- _Short task_
From the listing below, pull each line that includes "Planned".

(Dataset rows about figures)
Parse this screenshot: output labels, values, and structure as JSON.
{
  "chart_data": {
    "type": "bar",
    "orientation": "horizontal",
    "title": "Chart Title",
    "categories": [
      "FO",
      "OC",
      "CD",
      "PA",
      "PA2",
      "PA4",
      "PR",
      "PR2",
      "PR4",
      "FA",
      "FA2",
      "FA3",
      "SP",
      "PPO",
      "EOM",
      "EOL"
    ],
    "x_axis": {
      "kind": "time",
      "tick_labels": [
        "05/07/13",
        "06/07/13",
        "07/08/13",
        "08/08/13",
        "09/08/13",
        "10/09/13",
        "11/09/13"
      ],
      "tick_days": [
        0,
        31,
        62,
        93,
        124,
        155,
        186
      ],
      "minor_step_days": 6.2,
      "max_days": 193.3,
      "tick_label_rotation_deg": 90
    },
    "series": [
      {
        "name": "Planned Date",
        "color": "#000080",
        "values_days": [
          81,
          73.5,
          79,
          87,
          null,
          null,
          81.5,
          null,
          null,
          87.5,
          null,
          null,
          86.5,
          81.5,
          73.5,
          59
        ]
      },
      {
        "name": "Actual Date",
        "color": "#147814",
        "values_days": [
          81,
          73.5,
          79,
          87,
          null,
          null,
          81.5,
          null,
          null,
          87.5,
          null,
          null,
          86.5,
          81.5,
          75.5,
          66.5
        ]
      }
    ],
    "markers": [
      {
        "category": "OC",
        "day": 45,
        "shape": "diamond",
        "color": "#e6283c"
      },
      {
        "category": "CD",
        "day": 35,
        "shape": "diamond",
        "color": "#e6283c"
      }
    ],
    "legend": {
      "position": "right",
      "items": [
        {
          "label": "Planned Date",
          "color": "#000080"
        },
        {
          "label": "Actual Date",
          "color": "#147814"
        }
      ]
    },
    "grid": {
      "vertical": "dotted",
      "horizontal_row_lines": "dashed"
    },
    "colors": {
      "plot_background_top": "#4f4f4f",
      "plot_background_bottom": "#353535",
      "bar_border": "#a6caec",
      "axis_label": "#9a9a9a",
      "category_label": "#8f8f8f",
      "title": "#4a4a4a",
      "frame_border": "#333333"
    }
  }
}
...
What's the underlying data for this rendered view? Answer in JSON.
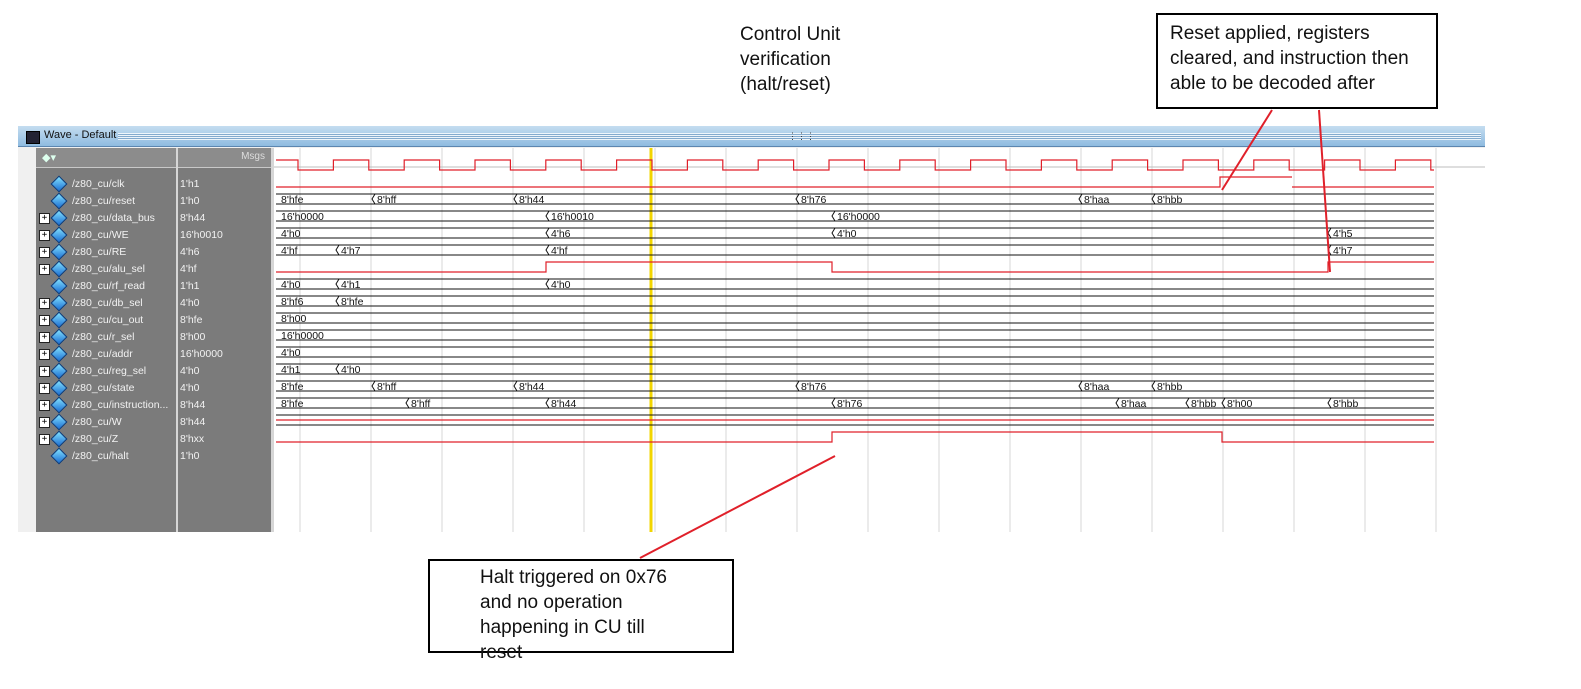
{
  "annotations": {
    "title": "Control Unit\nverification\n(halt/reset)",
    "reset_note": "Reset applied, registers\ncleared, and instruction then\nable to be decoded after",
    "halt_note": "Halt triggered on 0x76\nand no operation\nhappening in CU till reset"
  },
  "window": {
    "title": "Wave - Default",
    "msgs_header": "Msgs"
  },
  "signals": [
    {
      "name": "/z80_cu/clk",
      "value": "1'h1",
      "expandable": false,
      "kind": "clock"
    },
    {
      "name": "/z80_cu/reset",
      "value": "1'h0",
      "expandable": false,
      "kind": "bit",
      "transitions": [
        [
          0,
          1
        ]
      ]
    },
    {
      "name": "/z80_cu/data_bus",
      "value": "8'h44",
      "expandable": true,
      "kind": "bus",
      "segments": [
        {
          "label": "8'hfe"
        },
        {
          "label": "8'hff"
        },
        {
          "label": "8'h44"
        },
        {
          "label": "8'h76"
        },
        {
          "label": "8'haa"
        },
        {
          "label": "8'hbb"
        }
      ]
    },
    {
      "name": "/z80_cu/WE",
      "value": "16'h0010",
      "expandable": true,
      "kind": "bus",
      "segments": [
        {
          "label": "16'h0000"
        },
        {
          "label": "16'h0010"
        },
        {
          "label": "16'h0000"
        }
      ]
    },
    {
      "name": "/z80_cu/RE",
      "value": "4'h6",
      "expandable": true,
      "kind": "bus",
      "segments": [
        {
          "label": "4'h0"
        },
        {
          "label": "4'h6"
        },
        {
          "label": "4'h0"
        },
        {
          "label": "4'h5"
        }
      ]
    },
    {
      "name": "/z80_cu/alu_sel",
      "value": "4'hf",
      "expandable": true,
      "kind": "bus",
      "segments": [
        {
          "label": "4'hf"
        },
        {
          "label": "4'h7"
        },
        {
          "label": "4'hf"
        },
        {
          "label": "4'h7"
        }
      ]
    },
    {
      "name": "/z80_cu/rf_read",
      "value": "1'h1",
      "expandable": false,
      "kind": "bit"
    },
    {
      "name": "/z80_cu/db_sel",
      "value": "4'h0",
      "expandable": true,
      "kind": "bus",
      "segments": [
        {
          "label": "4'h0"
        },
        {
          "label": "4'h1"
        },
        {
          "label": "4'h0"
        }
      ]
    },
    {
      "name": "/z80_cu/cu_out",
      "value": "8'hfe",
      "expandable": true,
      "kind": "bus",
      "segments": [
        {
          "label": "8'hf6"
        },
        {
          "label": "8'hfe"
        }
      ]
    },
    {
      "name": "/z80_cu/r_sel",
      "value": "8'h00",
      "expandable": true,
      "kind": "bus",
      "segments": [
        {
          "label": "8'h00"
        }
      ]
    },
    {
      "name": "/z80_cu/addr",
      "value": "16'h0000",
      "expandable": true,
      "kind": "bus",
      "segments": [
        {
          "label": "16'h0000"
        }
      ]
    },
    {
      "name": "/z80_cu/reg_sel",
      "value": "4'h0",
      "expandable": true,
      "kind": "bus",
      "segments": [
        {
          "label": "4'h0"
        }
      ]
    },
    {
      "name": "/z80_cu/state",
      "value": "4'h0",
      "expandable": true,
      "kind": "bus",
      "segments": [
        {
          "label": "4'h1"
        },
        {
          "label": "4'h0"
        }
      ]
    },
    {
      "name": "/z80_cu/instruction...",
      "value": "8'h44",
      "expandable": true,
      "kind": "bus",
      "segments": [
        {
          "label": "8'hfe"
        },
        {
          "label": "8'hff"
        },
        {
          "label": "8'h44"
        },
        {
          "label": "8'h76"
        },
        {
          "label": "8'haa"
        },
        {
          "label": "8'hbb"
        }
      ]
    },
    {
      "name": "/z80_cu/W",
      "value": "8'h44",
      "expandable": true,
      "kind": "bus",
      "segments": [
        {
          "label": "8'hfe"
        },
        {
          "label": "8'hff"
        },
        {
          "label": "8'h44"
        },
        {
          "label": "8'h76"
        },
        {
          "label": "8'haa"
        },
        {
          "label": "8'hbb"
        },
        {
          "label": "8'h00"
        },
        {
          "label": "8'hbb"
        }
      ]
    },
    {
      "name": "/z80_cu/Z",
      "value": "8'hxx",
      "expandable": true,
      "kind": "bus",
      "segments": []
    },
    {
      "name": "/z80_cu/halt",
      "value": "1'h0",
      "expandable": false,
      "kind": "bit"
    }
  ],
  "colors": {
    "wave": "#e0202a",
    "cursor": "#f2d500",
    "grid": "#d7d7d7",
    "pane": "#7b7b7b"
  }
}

- _Response_
        "name": "Planned Date",
          "label": "Planned Date",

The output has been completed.